[THE EXERCISE]: Copy out the material from its first line through the line containing "staticText: > <box>375 451 384 472</box>", keeping every line unchanged.

[DATA LINES]:

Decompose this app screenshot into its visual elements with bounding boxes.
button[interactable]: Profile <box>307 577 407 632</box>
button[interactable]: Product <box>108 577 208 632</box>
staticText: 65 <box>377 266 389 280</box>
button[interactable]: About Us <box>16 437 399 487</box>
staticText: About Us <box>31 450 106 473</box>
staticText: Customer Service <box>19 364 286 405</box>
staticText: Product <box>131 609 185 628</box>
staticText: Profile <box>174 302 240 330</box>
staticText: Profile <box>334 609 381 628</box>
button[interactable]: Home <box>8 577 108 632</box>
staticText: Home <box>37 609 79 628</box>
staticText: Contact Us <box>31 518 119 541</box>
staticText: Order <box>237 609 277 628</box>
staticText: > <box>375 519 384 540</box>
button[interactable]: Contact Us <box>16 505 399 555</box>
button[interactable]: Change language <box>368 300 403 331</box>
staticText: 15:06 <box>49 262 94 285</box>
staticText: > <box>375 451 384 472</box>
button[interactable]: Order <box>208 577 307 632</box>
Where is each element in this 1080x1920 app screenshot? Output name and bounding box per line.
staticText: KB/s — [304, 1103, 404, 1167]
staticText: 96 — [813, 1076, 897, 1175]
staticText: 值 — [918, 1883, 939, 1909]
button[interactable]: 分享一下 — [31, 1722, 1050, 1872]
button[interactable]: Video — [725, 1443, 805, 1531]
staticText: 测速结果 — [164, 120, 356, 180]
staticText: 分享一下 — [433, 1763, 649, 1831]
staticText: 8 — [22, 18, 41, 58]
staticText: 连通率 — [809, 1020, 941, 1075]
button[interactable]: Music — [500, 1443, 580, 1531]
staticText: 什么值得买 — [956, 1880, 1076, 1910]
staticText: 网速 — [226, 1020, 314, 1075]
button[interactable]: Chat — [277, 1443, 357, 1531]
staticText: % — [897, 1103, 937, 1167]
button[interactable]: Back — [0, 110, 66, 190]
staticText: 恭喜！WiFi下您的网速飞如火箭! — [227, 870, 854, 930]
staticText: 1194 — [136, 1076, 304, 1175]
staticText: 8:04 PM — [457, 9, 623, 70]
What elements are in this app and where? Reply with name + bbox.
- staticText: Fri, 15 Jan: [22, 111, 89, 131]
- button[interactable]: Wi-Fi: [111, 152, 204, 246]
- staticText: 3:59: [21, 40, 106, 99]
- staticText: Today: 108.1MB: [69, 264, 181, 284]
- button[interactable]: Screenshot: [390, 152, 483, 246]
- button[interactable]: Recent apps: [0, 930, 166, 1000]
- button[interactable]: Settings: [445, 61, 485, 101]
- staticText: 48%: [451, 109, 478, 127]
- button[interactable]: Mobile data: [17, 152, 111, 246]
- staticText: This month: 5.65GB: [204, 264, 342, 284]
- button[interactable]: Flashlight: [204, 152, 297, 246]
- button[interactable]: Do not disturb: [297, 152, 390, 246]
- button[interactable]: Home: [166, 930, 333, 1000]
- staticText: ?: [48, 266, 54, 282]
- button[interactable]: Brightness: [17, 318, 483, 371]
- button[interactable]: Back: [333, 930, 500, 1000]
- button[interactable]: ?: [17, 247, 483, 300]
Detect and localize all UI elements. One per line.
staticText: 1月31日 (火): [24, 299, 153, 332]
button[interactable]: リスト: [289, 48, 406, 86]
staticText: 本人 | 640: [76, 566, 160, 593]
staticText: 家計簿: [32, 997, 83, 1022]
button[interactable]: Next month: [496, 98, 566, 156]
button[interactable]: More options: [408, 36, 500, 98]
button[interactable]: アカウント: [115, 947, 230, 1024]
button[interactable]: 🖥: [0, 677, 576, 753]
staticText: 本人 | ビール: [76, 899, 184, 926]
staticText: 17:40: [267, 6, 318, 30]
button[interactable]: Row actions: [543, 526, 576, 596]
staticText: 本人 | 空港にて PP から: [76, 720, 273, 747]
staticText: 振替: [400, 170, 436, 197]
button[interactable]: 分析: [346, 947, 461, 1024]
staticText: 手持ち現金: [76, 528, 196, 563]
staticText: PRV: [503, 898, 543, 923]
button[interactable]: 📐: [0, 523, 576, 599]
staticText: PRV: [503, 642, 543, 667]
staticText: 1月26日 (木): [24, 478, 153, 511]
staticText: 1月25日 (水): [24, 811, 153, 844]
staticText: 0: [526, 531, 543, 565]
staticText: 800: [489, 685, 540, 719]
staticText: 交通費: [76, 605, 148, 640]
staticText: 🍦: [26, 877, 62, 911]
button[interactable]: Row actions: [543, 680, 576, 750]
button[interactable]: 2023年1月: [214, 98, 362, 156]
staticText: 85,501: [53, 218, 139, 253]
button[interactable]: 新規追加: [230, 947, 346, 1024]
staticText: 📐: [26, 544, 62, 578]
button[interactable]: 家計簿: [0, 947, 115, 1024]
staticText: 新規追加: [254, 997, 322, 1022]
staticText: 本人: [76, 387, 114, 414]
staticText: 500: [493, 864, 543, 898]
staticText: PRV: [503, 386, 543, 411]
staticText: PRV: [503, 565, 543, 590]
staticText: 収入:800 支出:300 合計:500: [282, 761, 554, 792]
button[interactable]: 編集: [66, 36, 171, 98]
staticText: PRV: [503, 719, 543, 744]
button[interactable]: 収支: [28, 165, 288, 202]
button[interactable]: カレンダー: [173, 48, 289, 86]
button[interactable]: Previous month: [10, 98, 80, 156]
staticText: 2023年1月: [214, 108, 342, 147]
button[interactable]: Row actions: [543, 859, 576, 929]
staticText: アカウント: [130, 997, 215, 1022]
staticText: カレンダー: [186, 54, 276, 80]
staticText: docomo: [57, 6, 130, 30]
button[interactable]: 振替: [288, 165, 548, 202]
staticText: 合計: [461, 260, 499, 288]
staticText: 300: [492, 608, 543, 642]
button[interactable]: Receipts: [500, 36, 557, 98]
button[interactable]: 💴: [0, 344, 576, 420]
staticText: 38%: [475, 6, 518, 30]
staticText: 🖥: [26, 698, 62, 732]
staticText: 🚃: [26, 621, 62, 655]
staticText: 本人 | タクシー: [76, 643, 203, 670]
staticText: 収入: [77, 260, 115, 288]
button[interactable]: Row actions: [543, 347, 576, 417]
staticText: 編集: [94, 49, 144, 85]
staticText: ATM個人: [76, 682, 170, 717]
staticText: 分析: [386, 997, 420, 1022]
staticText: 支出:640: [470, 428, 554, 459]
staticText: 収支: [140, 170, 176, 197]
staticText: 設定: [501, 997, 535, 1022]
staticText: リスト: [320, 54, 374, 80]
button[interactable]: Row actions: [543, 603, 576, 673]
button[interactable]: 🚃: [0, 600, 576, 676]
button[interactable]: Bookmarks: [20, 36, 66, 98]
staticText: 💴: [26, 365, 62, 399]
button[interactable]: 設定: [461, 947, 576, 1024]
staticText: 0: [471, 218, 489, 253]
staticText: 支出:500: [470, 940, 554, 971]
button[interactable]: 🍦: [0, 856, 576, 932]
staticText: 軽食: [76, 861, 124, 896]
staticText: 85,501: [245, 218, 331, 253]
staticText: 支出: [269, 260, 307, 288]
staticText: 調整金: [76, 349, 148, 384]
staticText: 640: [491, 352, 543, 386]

[FULL SOLUTION]:
Decompose this app screenshot into its visual elements with bounding boxes.
button[interactable]: Profile <box>307 577 407 632</box>
button[interactable]: Product <box>108 577 208 632</box>
staticText: 65 <box>377 266 389 280</box>
button[interactable]: About Us <box>16 437 399 487</box>
staticText: About Us <box>31 450 106 473</box>
staticText: Customer Service <box>19 364 286 405</box>
staticText: Product <box>131 609 185 628</box>
staticText: Profile <box>174 302 240 330</box>
staticText: Profile <box>334 609 381 628</box>
button[interactable]: Home <box>8 577 108 632</box>
staticText: Home <box>37 609 79 628</box>
staticText: Contact Us <box>31 518 119 541</box>
staticText: Order <box>237 609 277 628</box>
staticText: > <box>375 519 384 540</box>
button[interactable]: Contact Us <box>16 505 399 555</box>
button[interactable]: Change language <box>368 300 403 331</box>
staticText: 15:06 <box>49 262 94 285</box>
staticText: > <box>375 451 384 472</box>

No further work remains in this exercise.